[Material shown start]

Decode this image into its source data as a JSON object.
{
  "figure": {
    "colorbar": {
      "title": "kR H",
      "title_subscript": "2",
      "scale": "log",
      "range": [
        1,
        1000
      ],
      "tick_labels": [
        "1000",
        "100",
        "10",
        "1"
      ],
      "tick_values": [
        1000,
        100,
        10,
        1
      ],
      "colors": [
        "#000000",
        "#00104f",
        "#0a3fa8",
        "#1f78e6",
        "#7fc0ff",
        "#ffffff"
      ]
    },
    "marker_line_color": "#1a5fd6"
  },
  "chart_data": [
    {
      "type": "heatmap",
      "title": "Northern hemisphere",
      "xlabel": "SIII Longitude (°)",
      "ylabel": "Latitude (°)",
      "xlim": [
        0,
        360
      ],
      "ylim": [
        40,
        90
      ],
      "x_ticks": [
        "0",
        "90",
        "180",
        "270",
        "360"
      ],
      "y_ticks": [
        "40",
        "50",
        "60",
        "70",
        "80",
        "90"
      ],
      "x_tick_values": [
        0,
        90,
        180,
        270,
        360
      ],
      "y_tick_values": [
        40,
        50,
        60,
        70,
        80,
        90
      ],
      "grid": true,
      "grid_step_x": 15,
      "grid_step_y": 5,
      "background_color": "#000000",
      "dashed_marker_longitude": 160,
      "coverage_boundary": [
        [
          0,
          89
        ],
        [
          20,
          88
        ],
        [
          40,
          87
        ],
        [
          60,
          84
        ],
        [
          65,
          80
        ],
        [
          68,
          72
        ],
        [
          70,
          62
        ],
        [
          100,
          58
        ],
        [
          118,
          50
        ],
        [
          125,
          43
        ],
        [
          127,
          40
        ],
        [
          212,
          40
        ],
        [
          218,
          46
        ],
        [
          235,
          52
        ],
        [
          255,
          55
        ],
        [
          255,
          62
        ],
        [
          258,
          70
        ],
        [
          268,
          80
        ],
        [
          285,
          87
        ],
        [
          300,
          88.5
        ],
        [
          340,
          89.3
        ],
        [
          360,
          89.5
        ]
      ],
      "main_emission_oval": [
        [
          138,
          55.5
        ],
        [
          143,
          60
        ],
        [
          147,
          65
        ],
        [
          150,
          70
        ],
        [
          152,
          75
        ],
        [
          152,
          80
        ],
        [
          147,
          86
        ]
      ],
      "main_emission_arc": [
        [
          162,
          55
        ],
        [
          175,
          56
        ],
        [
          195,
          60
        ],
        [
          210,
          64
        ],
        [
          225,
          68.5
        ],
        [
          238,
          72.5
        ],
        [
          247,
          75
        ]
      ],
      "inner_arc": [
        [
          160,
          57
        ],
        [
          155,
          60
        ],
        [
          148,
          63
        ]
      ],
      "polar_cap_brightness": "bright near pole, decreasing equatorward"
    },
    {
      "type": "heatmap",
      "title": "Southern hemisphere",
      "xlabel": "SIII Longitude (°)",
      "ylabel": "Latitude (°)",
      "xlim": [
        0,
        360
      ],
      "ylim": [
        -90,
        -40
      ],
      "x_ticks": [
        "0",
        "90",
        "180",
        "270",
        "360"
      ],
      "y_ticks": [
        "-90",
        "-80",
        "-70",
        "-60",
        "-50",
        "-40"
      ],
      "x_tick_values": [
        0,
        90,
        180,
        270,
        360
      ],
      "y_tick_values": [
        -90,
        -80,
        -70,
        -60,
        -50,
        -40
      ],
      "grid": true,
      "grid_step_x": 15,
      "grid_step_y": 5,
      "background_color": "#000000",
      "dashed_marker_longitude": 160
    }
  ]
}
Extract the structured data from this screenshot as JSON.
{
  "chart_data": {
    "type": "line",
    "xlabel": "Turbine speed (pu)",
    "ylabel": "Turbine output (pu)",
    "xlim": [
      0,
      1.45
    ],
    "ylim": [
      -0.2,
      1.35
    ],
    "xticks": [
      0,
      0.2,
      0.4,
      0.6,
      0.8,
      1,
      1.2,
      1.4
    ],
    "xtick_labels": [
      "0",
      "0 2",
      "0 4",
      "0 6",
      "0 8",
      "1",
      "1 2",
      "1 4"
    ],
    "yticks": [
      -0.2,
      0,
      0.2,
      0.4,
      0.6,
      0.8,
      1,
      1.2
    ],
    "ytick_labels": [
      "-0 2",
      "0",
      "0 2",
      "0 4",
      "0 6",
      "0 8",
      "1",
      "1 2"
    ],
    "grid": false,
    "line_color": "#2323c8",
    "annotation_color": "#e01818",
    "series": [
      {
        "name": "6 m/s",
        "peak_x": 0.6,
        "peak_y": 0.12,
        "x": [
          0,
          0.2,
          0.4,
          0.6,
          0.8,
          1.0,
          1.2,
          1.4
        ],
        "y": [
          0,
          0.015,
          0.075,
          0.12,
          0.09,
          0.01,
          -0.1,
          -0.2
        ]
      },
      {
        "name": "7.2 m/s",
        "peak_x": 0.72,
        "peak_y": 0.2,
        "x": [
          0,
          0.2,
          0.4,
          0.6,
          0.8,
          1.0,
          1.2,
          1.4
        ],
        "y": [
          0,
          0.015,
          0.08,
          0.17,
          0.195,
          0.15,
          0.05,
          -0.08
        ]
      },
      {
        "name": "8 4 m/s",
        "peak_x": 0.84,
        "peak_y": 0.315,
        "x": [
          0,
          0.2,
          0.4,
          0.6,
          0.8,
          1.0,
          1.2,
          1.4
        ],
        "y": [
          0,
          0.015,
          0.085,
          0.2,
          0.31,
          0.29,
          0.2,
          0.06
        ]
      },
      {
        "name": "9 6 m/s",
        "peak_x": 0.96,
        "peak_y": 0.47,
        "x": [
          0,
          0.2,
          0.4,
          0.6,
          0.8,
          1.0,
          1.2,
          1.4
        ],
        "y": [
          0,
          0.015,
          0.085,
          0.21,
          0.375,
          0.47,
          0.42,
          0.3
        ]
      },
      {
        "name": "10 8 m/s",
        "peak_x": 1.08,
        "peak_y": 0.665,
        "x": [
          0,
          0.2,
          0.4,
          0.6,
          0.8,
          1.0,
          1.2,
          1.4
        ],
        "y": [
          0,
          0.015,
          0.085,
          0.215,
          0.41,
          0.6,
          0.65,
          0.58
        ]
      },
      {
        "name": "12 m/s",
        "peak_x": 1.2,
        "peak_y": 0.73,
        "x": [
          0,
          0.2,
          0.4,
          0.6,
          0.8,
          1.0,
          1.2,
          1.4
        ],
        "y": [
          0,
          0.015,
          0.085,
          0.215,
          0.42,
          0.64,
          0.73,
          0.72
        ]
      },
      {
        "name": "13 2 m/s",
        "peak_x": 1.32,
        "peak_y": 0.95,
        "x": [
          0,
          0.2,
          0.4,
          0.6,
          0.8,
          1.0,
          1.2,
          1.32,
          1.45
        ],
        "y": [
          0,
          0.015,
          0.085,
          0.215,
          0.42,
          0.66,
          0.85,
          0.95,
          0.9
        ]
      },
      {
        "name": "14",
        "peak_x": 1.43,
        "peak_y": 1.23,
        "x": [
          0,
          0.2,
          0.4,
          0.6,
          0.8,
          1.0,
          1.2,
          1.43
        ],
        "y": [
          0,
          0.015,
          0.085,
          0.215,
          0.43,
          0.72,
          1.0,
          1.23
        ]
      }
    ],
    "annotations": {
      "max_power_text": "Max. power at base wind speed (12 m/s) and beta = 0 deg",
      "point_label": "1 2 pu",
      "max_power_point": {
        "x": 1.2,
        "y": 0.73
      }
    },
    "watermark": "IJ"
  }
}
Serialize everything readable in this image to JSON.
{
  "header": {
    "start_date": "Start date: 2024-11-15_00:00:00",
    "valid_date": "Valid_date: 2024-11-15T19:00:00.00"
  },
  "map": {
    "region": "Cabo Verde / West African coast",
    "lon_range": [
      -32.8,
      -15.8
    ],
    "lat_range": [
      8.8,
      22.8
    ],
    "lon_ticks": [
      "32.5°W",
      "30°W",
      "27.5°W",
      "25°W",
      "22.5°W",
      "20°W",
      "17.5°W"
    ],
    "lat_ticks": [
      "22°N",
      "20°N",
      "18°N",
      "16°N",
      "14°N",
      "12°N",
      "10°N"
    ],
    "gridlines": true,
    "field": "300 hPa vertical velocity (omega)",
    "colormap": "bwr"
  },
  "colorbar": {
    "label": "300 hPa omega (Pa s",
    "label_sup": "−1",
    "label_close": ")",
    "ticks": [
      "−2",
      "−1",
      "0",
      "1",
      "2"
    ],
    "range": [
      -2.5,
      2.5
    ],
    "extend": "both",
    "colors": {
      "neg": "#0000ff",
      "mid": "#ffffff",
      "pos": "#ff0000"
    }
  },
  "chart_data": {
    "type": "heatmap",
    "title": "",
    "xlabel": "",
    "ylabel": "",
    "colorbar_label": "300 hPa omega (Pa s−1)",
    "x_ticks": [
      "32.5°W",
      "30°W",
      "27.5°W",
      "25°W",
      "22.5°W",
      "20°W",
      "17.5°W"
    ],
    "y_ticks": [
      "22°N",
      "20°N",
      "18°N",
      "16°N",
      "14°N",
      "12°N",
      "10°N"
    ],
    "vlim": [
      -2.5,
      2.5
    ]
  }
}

[Material shown end]

Description of the task
Scan the listing above for the word "this" and show each line where it is found.

Written answer
Decode this image into its source data as a JSON object.
Extract the structured data from this screenshot as JSON.
Serialize everything readable in this image to JSON.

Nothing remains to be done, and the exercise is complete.